— BEGIN —

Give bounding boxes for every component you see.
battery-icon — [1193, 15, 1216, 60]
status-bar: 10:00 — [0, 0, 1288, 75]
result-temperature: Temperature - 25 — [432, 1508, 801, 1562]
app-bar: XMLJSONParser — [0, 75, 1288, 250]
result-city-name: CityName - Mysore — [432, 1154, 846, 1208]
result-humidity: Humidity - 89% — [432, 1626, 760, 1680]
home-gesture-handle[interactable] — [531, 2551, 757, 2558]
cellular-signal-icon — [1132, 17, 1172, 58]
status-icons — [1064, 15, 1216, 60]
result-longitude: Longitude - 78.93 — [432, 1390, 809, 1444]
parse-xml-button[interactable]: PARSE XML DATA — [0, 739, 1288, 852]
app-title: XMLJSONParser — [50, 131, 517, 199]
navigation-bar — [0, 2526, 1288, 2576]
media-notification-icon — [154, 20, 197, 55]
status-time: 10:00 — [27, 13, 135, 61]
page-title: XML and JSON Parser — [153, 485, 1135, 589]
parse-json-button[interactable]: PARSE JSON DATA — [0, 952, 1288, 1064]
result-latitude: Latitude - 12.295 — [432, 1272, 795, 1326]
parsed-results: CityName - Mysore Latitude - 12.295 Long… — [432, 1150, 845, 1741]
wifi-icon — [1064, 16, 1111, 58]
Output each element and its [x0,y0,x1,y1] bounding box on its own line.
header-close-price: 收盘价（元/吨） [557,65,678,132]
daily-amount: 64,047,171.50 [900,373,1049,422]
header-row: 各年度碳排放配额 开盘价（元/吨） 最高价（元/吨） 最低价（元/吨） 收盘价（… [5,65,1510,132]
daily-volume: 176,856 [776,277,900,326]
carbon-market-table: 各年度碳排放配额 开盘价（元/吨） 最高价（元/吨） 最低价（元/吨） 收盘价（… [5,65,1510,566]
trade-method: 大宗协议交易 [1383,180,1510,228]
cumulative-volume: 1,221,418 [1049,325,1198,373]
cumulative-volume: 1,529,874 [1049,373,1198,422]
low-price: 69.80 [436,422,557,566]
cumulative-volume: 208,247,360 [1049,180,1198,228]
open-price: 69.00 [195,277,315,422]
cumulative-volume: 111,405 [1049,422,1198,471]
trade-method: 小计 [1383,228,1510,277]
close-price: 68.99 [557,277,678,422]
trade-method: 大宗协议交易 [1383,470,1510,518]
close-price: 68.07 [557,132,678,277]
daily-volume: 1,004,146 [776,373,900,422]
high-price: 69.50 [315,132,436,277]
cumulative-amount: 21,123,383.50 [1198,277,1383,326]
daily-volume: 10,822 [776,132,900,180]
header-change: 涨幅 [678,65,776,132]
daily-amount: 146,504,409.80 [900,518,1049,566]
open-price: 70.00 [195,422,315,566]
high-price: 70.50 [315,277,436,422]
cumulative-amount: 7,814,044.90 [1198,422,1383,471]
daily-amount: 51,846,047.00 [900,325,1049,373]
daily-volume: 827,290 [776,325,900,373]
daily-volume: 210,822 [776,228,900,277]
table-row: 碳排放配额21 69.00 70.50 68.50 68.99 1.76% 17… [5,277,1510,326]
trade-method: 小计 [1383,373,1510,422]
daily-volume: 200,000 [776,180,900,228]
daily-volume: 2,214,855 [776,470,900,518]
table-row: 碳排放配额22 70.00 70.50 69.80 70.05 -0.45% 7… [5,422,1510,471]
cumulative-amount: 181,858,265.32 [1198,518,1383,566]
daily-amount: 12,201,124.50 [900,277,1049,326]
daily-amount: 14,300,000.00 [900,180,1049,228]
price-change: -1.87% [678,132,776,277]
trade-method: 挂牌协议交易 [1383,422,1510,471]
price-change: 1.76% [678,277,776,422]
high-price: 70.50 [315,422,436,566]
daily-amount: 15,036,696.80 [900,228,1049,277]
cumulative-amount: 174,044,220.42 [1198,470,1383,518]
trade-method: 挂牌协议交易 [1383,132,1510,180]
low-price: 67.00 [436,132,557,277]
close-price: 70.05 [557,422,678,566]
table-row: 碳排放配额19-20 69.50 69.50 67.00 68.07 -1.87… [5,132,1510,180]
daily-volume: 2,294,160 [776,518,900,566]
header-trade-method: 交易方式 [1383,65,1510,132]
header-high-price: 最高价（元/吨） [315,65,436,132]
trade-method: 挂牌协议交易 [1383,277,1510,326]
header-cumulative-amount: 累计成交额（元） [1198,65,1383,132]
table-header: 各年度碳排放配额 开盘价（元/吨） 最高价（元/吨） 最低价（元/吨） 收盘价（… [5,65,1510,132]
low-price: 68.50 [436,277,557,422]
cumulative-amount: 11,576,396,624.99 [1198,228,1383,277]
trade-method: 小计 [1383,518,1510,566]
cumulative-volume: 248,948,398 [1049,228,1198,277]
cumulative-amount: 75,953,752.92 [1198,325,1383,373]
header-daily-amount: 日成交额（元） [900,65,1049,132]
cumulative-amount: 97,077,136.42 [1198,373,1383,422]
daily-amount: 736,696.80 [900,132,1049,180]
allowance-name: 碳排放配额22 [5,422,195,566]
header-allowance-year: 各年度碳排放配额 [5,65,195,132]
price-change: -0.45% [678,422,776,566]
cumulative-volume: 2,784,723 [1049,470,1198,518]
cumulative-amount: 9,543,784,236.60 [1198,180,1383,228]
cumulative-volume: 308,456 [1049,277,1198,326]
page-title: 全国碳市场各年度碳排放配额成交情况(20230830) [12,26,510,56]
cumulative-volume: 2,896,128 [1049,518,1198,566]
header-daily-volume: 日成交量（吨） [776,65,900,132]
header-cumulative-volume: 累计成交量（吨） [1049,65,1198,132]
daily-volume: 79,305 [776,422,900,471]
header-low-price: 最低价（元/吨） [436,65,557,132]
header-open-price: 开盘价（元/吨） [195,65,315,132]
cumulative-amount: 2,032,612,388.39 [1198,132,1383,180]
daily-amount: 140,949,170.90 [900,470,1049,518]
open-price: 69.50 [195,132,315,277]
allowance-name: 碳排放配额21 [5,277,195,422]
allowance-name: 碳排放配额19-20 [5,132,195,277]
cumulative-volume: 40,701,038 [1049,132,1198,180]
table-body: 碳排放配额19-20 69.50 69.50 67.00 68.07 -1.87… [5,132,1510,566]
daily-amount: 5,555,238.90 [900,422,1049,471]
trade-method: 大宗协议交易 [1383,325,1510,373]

— END —

EXERCISE REQUIREMENTS: Please copy out all of the lines above, keeping every character the same.

TASK RESPONSE:
Give bounding boxes for every component you see.
battery-icon — [1193, 15, 1216, 60]
status-bar: 10:00 — [0, 0, 1288, 75]
result-temperature: Temperature - 25 — [432, 1508, 801, 1562]
app-bar: XMLJSONParser — [0, 75, 1288, 250]
result-city-name: CityName - Mysore — [432, 1154, 846, 1208]
result-humidity: Humidity - 89% — [432, 1626, 760, 1680]
home-gesture-handle[interactable] — [531, 2551, 757, 2558]
cellular-signal-icon — [1132, 17, 1172, 58]
status-icons — [1064, 15, 1216, 60]
result-longitude: Longitude - 78.93 — [432, 1390, 809, 1444]
parse-xml-button[interactable]: PARSE XML DATA — [0, 739, 1288, 852]
app-title: XMLJSONParser — [50, 131, 517, 199]
navigation-bar — [0, 2526, 1288, 2576]
media-notification-icon — [154, 20, 197, 55]
status-time: 10:00 — [27, 13, 135, 61]
page-title: XML and JSON Parser — [153, 485, 1135, 589]
parse-json-button[interactable]: PARSE JSON DATA — [0, 952, 1288, 1064]
result-latitude: Latitude - 12.295 — [432, 1272, 795, 1326]
parsed-results: CityName - Mysore Latitude - 12.295 Long… — [432, 1150, 845, 1741]
wifi-icon — [1064, 16, 1111, 58]
Output each element and its [x0,y0,x1,y1] bounding box on its own line.
header-close-price: 收盘价（元/吨） [557,65,678,132]
daily-amount: 64,047,171.50 [900,373,1049,422]
header-row: 各年度碳排放配额 开盘价（元/吨） 最高价（元/吨） 最低价（元/吨） 收盘价（… [5,65,1510,132]
daily-volume: 176,856 [776,277,900,326]
carbon-market-table: 各年度碳排放配额 开盘价（元/吨） 最高价（元/吨） 最低价（元/吨） 收盘价（… [5,65,1510,566]
trade-method: 大宗协议交易 [1383,180,1510,228]
cumulative-volume: 1,221,418 [1049,325,1198,373]
cumulative-volume: 1,529,874 [1049,373,1198,422]
low-price: 69.80 [436,422,557,566]
cumulative-volume: 208,247,360 [1049,180,1198,228]
open-price: 69.00 [195,277,315,422]
cumulative-volume: 111,405 [1049,422,1198,471]
trade-method: 小计 [1383,228,1510,277]
close-price: 68.99 [557,277,678,422]
trade-method: 大宗协议交易 [1383,470,1510,518]
close-price: 68.07 [557,132,678,277]
daily-volume: 1,004,146 [776,373,900,422]
high-price: 69.50 [315,132,436,277]
cumulative-amount: 21,123,383.50 [1198,277,1383,326]
daily-volume: 10,822 [776,132,900,180]
header-change: 涨幅 [678,65,776,132]
daily-amount: 146,504,409.80 [900,518,1049,566]
open-price: 70.00 [195,422,315,566]
high-price: 70.50 [315,277,436,422]
cumulative-amount: 7,814,044.90 [1198,422,1383,471]
daily-amount: 51,846,047.00 [900,325,1049,373]
daily-volume: 827,290 [776,325,900,373]
daily-volume: 210,822 [776,228,900,277]
table-row: 碳排放配额21 69.00 70.50 68.50 68.99 1.76% 17… [5,277,1510,326]
trade-method: 小计 [1383,373,1510,422]
daily-volume: 200,000 [776,180,900,228]
daily-volume: 2,214,855 [776,470,900,518]
table-row: 碳排放配额22 70.00 70.50 69.80 70.05 -0.45% 7… [5,422,1510,471]
cumulative-amount: 181,858,265.32 [1198,518,1383,566]
daily-amount: 12,201,124.50 [900,277,1049,326]
daily-amount: 14,300,000.00 [900,180,1049,228]
price-change: -1.87% [678,132,776,277]
trade-method: 挂牌协议交易 [1383,422,1510,471]
price-change: 1.76% [678,277,776,422]
high-price: 70.50 [315,422,436,566]
daily-amount: 15,036,696.80 [900,228,1049,277]
cumulative-amount: 174,044,220.42 [1198,470,1383,518]
trade-method: 挂牌协议交易 [1383,132,1510,180]
low-price: 67.00 [436,132,557,277]
close-price: 70.05 [557,422,678,566]
table-row: 碳排放配额19-20 69.50 69.50 67.00 68.07 -1.87… [5,132,1510,180]
daily-volume: 2,294,160 [776,518,900,566]
header-trade-method: 交易方式 [1383,65,1510,132]
header-high-price: 最高价（元/吨） [315,65,436,132]
trade-method: 挂牌协议交易 [1383,277,1510,326]
header-cumulative-amount: 累计成交额（元） [1198,65,1383,132]
table-header: 各年度碳排放配额 开盘价（元/吨） 最高价（元/吨） 最低价（元/吨） 收盘价（… [5,65,1510,132]
low-price: 68.50 [436,277,557,422]
cumulative-amount: 11,576,396,624.99 [1198,228,1383,277]
trade-method: 小计 [1383,518,1510,566]
cumulative-volume: 248,948,398 [1049,228,1198,277]
cumulative-amount: 75,953,752.92 [1198,325,1383,373]
header-daily-amount: 日成交额（元） [900,65,1049,132]
cumulative-amount: 97,077,136.42 [1198,373,1383,422]
daily-amount: 736,696.80 [900,132,1049,180]
allowance-name: 碳排放配额22 [5,422,195,566]
header-allowance-year: 各年度碳排放配额 [5,65,195,132]
price-change: -0.45% [678,422,776,566]
cumulative-volume: 2,784,723 [1049,470,1198,518]
cumulative-amount: 9,543,784,236.60 [1198,180,1383,228]
cumulative-volume: 308,456 [1049,277,1198,326]
page-title: 全国碳市场各年度碳排放配额成交情况(20230830) [12,26,510,56]
cumulative-volume: 2,896,128 [1049,518,1198,566]
header-daily-volume: 日成交量（吨） [776,65,900,132]
header-cumulative-volume: 累计成交量（吨） [1049,65,1198,132]
daily-volume: 79,305 [776,422,900,471]
header-low-price: 最低价（元/吨） [436,65,557,132]
header-open-price: 开盘价（元/吨） [195,65,315,132]
cumulative-amount: 2,032,612,388.39 [1198,132,1383,180]
daily-amount: 140,949,170.90 [900,470,1049,518]
open-price: 69.50 [195,132,315,277]
allowance-name: 碳排放配额21 [5,277,195,422]
allowance-name: 碳排放配额19-20 [5,132,195,277]
cumulative-volume: 40,701,038 [1049,132,1198,180]
table-body: 碳排放配额19-20 69.50 69.50 67.00 68.07 -1.87… [5,132,1510,566]
daily-amount: 5,555,238.90 [900,422,1049,471]
trade-method: 大宗协议交易 [1383,325,1510,373]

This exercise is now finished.